Request. Copy each line below that contains "part".

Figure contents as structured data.
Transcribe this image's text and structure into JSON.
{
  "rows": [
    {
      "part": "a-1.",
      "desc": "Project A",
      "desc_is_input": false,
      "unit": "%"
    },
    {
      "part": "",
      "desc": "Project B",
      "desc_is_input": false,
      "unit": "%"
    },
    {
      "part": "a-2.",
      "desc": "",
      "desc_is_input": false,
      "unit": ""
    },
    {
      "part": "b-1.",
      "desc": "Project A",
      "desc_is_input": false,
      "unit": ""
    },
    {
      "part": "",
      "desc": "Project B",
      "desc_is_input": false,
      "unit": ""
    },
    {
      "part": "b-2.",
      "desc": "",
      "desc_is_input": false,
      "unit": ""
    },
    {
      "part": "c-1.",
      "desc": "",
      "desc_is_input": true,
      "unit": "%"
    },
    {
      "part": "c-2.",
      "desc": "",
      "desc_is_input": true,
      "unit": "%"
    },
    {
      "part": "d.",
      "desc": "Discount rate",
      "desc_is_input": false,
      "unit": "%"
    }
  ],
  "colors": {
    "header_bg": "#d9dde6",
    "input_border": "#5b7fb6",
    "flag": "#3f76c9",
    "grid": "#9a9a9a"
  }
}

Answer to this problem.
      "part": "a-1.",
      "part": "",
      "part": "a-2.",
      "part": "b-1.",
      "part": "",
      "part": "b-2.",
      "part": "c-1.",
      "part": "c-2.",
      "part": "d.",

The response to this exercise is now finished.